Quote the listing below in its entirety, omitting every image.

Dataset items
[Start]

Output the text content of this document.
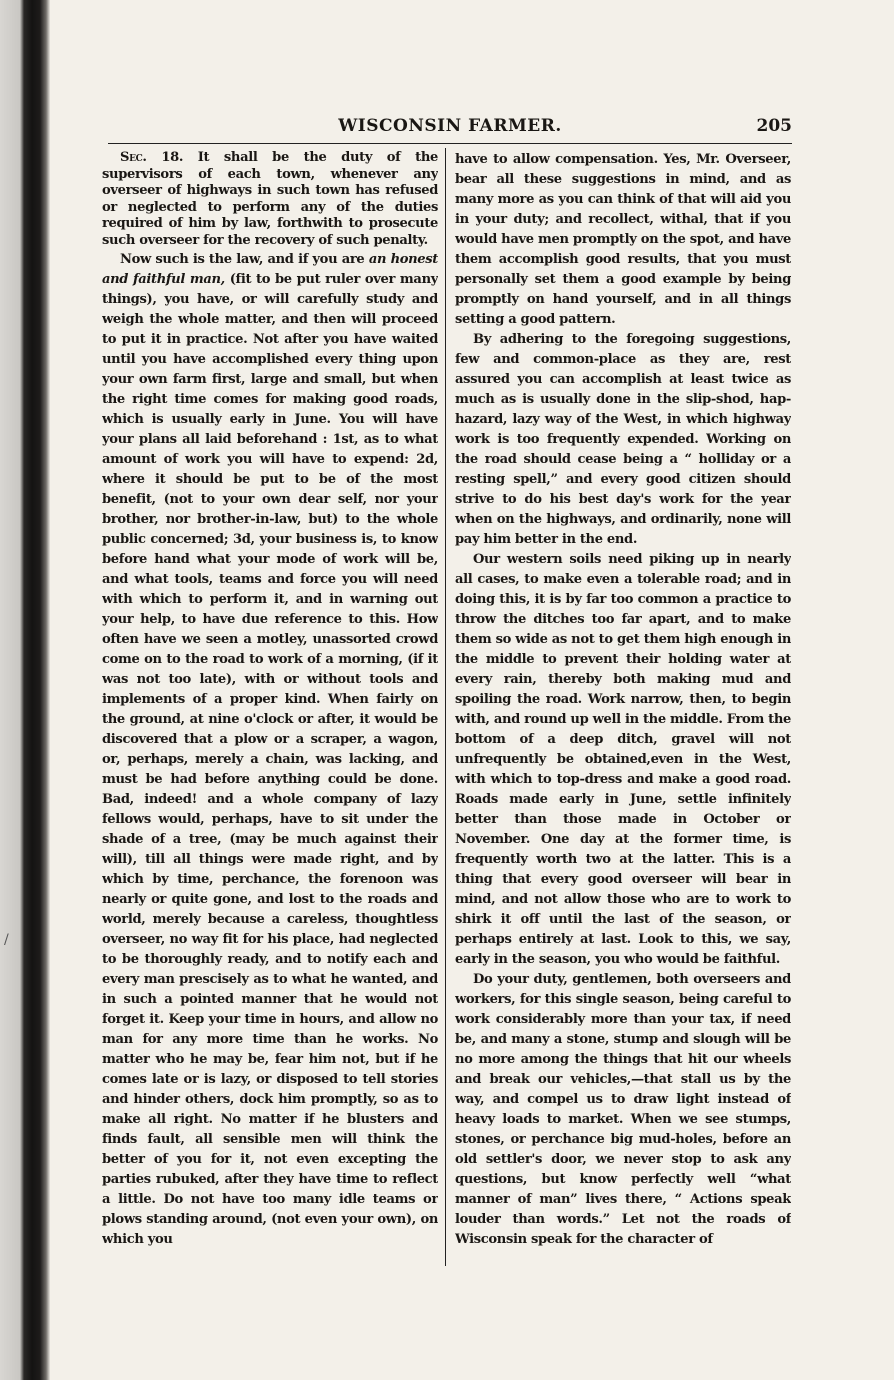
/
WISCONSIN FARMER.	205

Sec. 18. It shall be the duty of the supervisors of each town, whenever any overseer of highways in such town has refused or neglected to perform any of the duties required of him by law, forthwith to prosecute such overseer for the recovery of such penalty.

Now such is the law, and if you are an honest and faithful man, (fit to be put ruler over many things), you have, or will carefully study and weigh the whole matter, and then will proceed to put it in practice. Not after you have waited until you have accomplished every thing upon your own farm first, large and small, but when the right time comes for making good roads, which is usually early in June. You will have your plans all laid beforehand : 1st, as to what amount of work you will have to expend: 2d, where it should be put to be of the most benefit, (not to your own dear self, nor your brother, nor brother-in-law, but) to the whole public concerned; 3d, your business is, to know before hand what your mode of work will be, and what tools, teams and force you will need with which to perform it, and in warning out your help, to have due reference to this. How often have we seen a motley, unassorted crowd come on to the road to work of a morning, (if it was not too late), with or without tools and implements of a proper kind. When fairly on the ground, at nine o'clock or after, it would be discovered that a plow or a scraper, a wagon, or, perhaps, merely a chain, was lacking, and must be had before anything could be done. Bad, indeed! and a whole company of lazy fellows would, perhaps, have to sit under the shade of a tree, (may be much against their will), till all things were made right, and by which by time, perchance, the forenoon was nearly or quite gone, and lost to the roads and world, merely because a careless, thoughtless overseer, no way fit for his place, had neglected to be thoroughly ready, and to notify each and every man prescisely as to what he wanted, and in such a pointed manner that he would not forget it. Keep your time in hours, and allow no man for any more time than he works. No matter who he may be, fear him not, but if he comes late or is lazy, or disposed to tell stories and hinder others, dock him promptly, so as to make all right. No matter if he blusters and finds fault, all sensible men will think the better of you for it, not even excepting the parties rubuked, after they have time to reflect a little. Do not have too many idle teams or plows standing around, (not even your own), on which you

have to allow compensation. Yes, Mr. Overseer, bear all these suggestions in mind, and as many more as you can think of that will aid you in your duty; and recollect, withal, that if you would have men promptly on the spot, and have them accomplish good results, that you must personally set them a good example by being promptly on hand yourself, and in all things setting a good pattern.

By adhering to the foregoing suggestions, few and common-place as they are, rest assured you can accomplish at least twice as much as is usually done in the slip-shod, hap-hazard, lazy way of the West, in which highway work is too frequently expended. Working on the road should cease being a “ holliday or a resting spell,” and every good citizen should strive to do his best day's work for the year when on the highways, and ordinarily, none will pay him better in the end.

Our western soils need piking up in nearly all cases, to make even a tolerable road; and in doing this, it is by far too common a practice to throw the ditches too far apart, and to make them so wide as not to get them high enough in the middle to prevent their holding water at every rain, thereby both making mud and spoiling the road. Work narrow, then, to begin with, and round up well in the middle. From the bottom of a deep ditch, gravel will not unfrequently be obtained,even in the West, with which to top-dress and make a good road. Roads made early in June, settle infinitely better than those made in October or November. One day at the former time, is frequently worth two at the latter. This is a thing that every good overseer will bear in mind, and not allow those who are to work to shirk it off until the last of the season, or perhaps entirely at last. Look to this, we say, early in the season, you who would be faithful.

Do your duty, gentlemen, both overseers and workers, for this single season, being careful to work considerably more than your tax, if need be, and many a stone, stump and slough will be no more among the things that hit our wheels and break our vehicles,—that stall us by the way, and compel us to draw light instead of heavy loads to market. When we see stumps, stones, or perchance big mud-holes, before an old settler's door, we never stop to ask any questions, but know perfectly well “what manner of man” lives there, “ Actions speak louder than words.” Let not the roads of Wisconsin speak for the character of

[End]

ANSWER FOR THIS EXERCISE ▸
Output the text content of this document.
/
WISCONSIN FARMER.	205

Sec. 18. It shall be the duty of the supervisors of each town, whenever any overseer of highways in such town has refused or neglected to perform any of the duties required of him by law, forthwith to prosecute such overseer for the recovery of such penalty.

Now such is the law, and if you are an honest and faithful man, (fit to be put ruler over many things), you have, or will carefully study and weigh the whole matter, and then will proceed to put it in practice. Not after you have waited until you have accomplished every thing upon your own farm first, large and small, but when the right time comes for making good roads, which is usually early in June. You will have your plans all laid beforehand : 1st, as to what amount of work you will have to expend: 2d, where it should be put to be of the most benefit, (not to your own dear self, nor your brother, nor brother-in-law, but) to the whole public concerned; 3d, your business is, to know before hand what your mode of work will be, and what tools, teams and force you will need with which to perform it, and in warning out your help, to have due reference to this. How often have we seen a motley, unassorted crowd come on to the road to work of a morning, (if it was not too late), with or without tools and implements of a proper kind. When fairly on the ground, at nine o'clock or after, it would be discovered that a plow or a scraper, a wagon, or, perhaps, merely a chain, was lacking, and must be had before anything could be done. Bad, indeed! and a whole company of lazy fellows would, perhaps, have to sit under the shade of a tree, (may be much against their will), till all things were made right, and by which by time, perchance, the forenoon was nearly or quite gone, and lost to the roads and world, merely because a careless, thoughtless overseer, no way fit for his place, had neglected to be thoroughly ready, and to notify each and every man prescisely as to what he wanted, and in such a pointed manner that he would not forget it. Keep your time in hours, and allow no man for any more time than he works. No matter who he may be, fear him not, but if he comes late or is lazy, or disposed to tell stories and hinder others, dock him promptly, so as to make all right. No matter if he blusters and finds fault, all sensible men will think the better of you for it, not even excepting the parties rubuked, after they have time to reflect a little. Do not have too many idle teams or plows standing around, (not even your own), on which you

have to allow compensation. Yes, Mr. Overseer, bear all these suggestions in mind, and as many more as you can think of that will aid you in your duty; and recollect, withal, that if you would have men promptly on the spot, and have them accomplish good results, that you must personally set them a good example by being promptly on hand yourself, and in all things setting a good pattern.

By adhering to the foregoing suggestions, few and common-place as they are, rest assured you can accomplish at least twice as much as is usually done in the slip-shod, hap-hazard, lazy way of the West, in which highway work is too frequently expended. Working on the road should cease being a “ holliday or a resting spell,” and every good citizen should strive to do his best day's work for the year when on the highways, and ordinarily, none will pay him better in the end.

Our western soils need piking up in nearly all cases, to make even a tolerable road; and in doing this, it is by far too common a practice to throw the ditches too far apart, and to make them so wide as not to get them high enough in the middle to prevent their holding water at every rain, thereby both making mud and spoiling the road. Work narrow, then, to begin with, and round up well in the middle. From the bottom of a deep ditch, gravel will not unfrequently be obtained,even in the West, with which to top-dress and make a good road. Roads made early in June, settle infinitely better than those made in October or November. One day at the former time, is frequently worth two at the latter. This is a thing that every good overseer will bear in mind, and not allow those who are to work to shirk it off until the last of the season, or perhaps entirely at last. Look to this, we say, early in the season, you who would be faithful.

Do your duty, gentlemen, both overseers and workers, for this single season, being careful to work considerably more than your tax, if need be, and many a stone, stump and slough will be no more among the things that hit our wheels and break our vehicles,—that stall us by the way, and compel us to draw light instead of heavy loads to market. When we see stumps, stones, or perchance big mud-holes, before an old settler's door, we never stop to ask any questions, but know perfectly well “what manner of man” lives there, “ Actions speak louder than words.” Let not the roads of Wisconsin speak for the character of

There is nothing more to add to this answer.